▶ [Objective]
Transcribe the material in full. Nothing should differ except that the pictures are left out.

Stored records:
- - - -

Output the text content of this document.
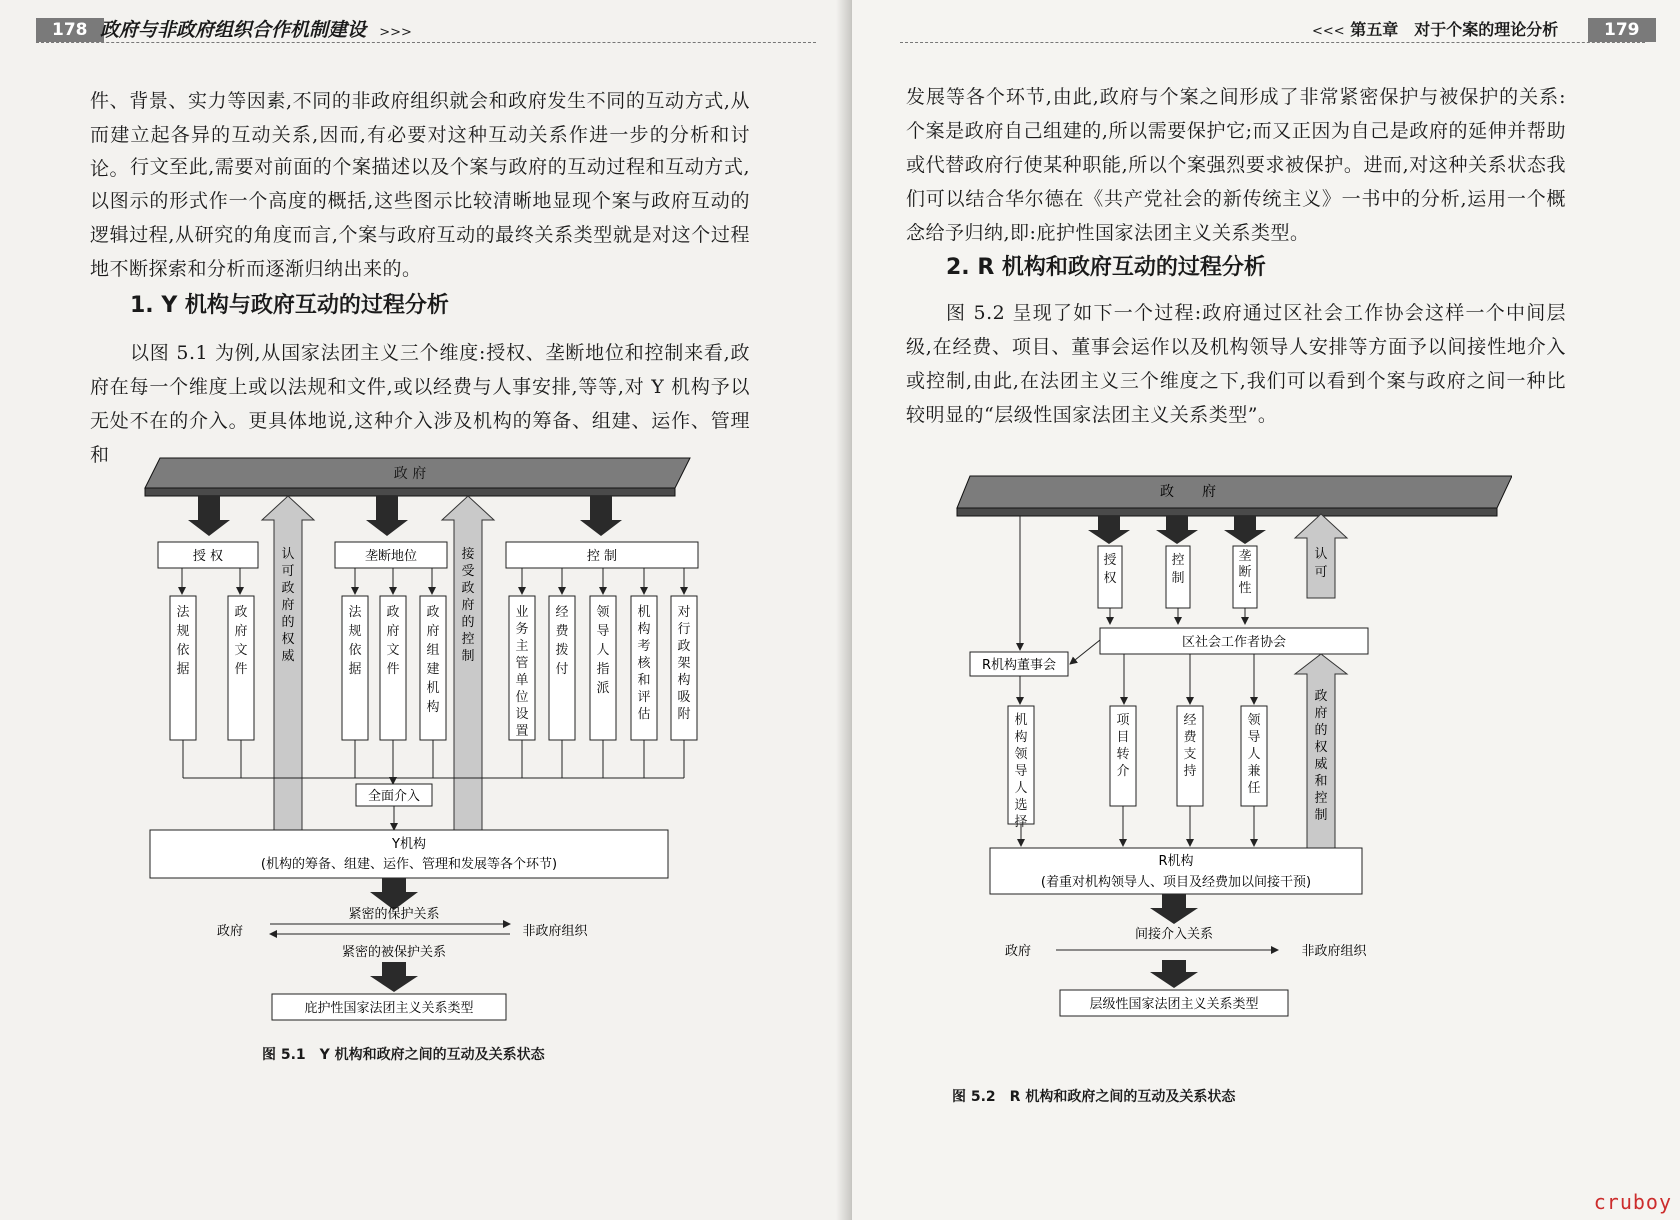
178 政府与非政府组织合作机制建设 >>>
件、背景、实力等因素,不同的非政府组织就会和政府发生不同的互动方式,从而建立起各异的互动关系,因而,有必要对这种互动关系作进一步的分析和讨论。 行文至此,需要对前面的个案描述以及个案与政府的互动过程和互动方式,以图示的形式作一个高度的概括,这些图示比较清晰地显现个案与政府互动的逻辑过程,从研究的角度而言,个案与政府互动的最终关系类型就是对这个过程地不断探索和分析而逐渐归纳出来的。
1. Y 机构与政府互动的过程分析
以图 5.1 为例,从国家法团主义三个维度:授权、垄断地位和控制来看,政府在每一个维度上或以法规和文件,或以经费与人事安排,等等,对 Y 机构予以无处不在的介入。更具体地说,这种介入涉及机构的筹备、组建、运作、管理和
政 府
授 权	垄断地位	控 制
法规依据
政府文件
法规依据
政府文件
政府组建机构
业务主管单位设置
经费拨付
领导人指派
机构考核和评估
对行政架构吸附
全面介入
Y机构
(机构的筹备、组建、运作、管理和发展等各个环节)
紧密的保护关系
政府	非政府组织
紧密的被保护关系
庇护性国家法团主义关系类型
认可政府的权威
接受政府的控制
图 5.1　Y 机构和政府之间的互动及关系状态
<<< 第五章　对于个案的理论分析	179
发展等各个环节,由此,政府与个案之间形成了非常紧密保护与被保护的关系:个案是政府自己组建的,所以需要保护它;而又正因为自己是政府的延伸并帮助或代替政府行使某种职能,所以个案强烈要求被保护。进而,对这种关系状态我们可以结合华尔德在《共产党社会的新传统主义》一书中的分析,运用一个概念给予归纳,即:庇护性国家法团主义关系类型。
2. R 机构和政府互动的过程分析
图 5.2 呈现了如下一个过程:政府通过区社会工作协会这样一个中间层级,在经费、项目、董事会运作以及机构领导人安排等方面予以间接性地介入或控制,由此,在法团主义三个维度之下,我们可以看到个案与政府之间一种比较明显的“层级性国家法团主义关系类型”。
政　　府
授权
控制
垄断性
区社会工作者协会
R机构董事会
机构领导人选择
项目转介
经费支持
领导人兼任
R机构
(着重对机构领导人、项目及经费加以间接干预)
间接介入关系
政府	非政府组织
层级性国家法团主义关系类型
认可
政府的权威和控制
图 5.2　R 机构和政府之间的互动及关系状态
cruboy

- - - -

▶ [Right answer]
Output the text content of this document.
178 政府与非政府组织合作机制建设 >>>
件、背景、实力等因素,不同的非政府组织就会和政府发生不同的互动方式,从而建立起各异的互动关系,因而,有必要对这种互动关系作进一步的分析和讨论。 行文至此,需要对前面的个案描述以及个案与政府的互动过程和互动方式,以图示的形式作一个高度的概括,这些图示比较清晰地显现个案与政府互动的逻辑过程,从研究的角度而言,个案与政府互动的最终关系类型就是对这个过程地不断探索和分析而逐渐归纳出来的。
1. Y 机构与政府互动的过程分析
以图 5.1 为例,从国家法团主义三个维度:授权、垄断地位和控制来看,政府在每一个维度上或以法规和文件,或以经费与人事安排,等等,对 Y 机构予以无处不在的介入。更具体地说,这种介入涉及机构的筹备、组建、运作、管理和
政 府
授 权	垄断地位	控 制
法规依据
政府文件
法规依据
政府文件
政府组建机构
业务主管单位设置
经费拨付
领导人指派
机构考核和评估
对行政架构吸附
全面介入
Y机构
(机构的筹备、组建、运作、管理和发展等各个环节)
紧密的保护关系
政府	非政府组织
紧密的被保护关系
庇护性国家法团主义关系类型
认可政府的权威
接受政府的控制
图 5.1　Y 机构和政府之间的互动及关系状态
<<< 第五章　对于个案的理论分析	179
发展等各个环节,由此,政府与个案之间形成了非常紧密保护与被保护的关系:个案是政府自己组建的,所以需要保护它;而又正因为自己是政府的延伸并帮助或代替政府行使某种职能,所以个案强烈要求被保护。进而,对这种关系状态我们可以结合华尔德在《共产党社会的新传统主义》一书中的分析,运用一个概念给予归纳,即:庇护性国家法团主义关系类型。
2. R 机构和政府互动的过程分析
图 5.2 呈现了如下一个过程:政府通过区社会工作协会这样一个中间层级,在经费、项目、董事会运作以及机构领导人安排等方面予以间接性地介入或控制,由此,在法团主义三个维度之下,我们可以看到个案与政府之间一种比较明显的“层级性国家法团主义关系类型”。
政　　府
授权
控制
垄断性
区社会工作者协会
R机构董事会
机构领导人选择
项目转介
经费支持
领导人兼任
R机构
(着重对机构领导人、项目及经费加以间接干预)
间接介入关系
政府	非政府组织
层级性国家法团主义关系类型
认可
政府的权威和控制
图 5.2　R 机构和政府之间的互动及关系状态
cruboy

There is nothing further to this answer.